## Problem statement
Your task is to copy the listing exactly. Drop any pictures from the copy.

[Entries from a dataset]
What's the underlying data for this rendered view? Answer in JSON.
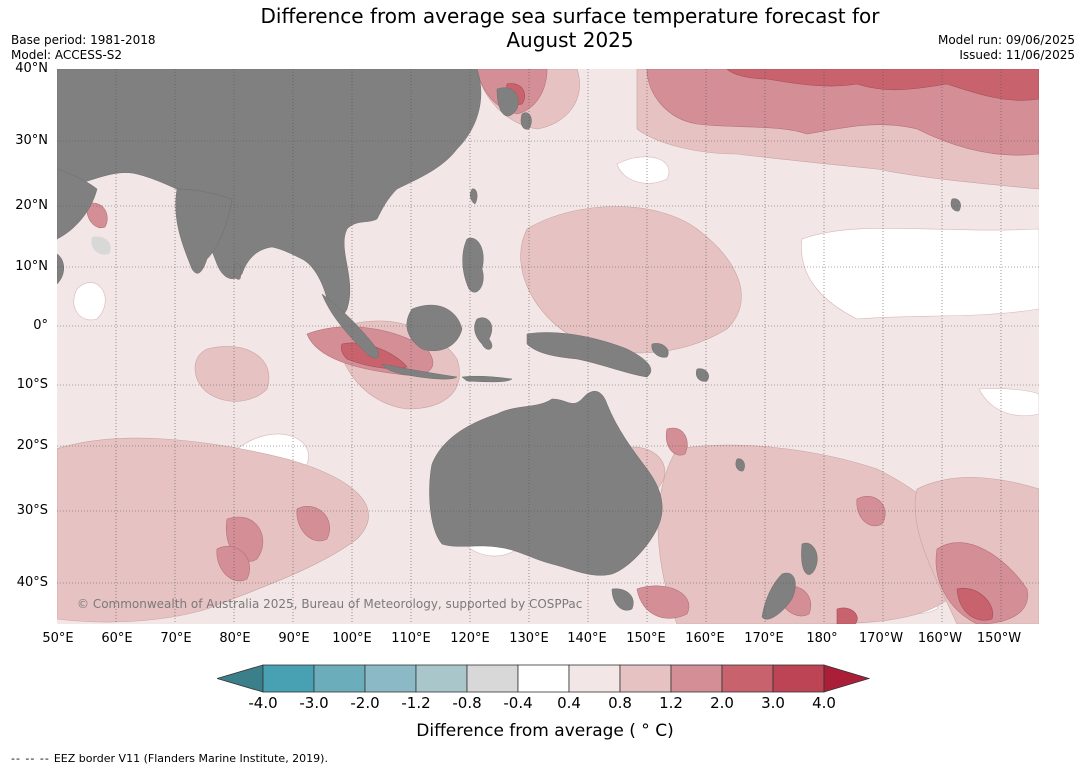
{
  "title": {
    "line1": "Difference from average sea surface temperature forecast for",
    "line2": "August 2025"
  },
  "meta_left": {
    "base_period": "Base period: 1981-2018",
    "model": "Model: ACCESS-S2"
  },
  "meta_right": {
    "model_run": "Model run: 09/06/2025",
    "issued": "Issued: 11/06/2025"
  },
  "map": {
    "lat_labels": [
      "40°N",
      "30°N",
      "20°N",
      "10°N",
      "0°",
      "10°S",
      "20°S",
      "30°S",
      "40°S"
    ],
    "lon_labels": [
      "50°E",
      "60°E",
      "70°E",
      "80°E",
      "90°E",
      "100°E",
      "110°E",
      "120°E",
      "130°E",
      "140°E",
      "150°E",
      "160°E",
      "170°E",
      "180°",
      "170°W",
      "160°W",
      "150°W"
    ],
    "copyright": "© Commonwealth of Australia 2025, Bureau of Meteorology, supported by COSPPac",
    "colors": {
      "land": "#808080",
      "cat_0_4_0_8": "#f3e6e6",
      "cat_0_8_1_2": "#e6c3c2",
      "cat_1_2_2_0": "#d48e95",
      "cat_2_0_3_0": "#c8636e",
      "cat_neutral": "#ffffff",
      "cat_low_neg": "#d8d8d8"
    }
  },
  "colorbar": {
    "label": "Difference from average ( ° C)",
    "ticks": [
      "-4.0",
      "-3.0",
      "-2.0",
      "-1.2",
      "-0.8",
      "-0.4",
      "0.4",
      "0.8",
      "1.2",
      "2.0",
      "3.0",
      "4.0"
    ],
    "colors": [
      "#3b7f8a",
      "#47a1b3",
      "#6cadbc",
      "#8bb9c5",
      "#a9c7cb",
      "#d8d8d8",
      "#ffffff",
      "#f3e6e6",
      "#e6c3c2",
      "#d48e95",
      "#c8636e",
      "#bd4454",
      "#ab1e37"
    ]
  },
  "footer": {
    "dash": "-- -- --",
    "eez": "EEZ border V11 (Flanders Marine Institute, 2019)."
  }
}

## Solution below
What's the underlying data for this rendered view? Answer in JSON.
{
  "title": {
    "line1": "Difference from average sea surface temperature forecast for",
    "line2": "August 2025"
  },
  "meta_left": {
    "base_period": "Base period: 1981-2018",
    "model": "Model: ACCESS-S2"
  },
  "meta_right": {
    "model_run": "Model run: 09/06/2025",
    "issued": "Issued: 11/06/2025"
  },
  "map": {
    "lat_labels": [
      "40°N",
      "30°N",
      "20°N",
      "10°N",
      "0°",
      "10°S",
      "20°S",
      "30°S",
      "40°S"
    ],
    "lon_labels": [
      "50°E",
      "60°E",
      "70°E",
      "80°E",
      "90°E",
      "100°E",
      "110°E",
      "120°E",
      "130°E",
      "140°E",
      "150°E",
      "160°E",
      "170°E",
      "180°",
      "170°W",
      "160°W",
      "150°W"
    ],
    "copyright": "© Commonwealth of Australia 2025, Bureau of Meteorology, supported by COSPPac",
    "colors": {
      "land": "#808080",
      "cat_0_4_0_8": "#f3e6e6",
      "cat_0_8_1_2": "#e6c3c2",
      "cat_1_2_2_0": "#d48e95",
      "cat_2_0_3_0": "#c8636e",
      "cat_neutral": "#ffffff",
      "cat_low_neg": "#d8d8d8"
    }
  },
  "colorbar": {
    "label": "Difference from average ( ° C)",
    "ticks": [
      "-4.0",
      "-3.0",
      "-2.0",
      "-1.2",
      "-0.8",
      "-0.4",
      "0.4",
      "0.8",
      "1.2",
      "2.0",
      "3.0",
      "4.0"
    ],
    "colors": [
      "#3b7f8a",
      "#47a1b3",
      "#6cadbc",
      "#8bb9c5",
      "#a9c7cb",
      "#d8d8d8",
      "#ffffff",
      "#f3e6e6",
      "#e6c3c2",
      "#d48e95",
      "#c8636e",
      "#bd4454",
      "#ab1e37"
    ]
  },
  "footer": {
    "dash": "-- -- --",
    "eez": "EEZ border V11 (Flanders Marine Institute, 2019)."
  }
}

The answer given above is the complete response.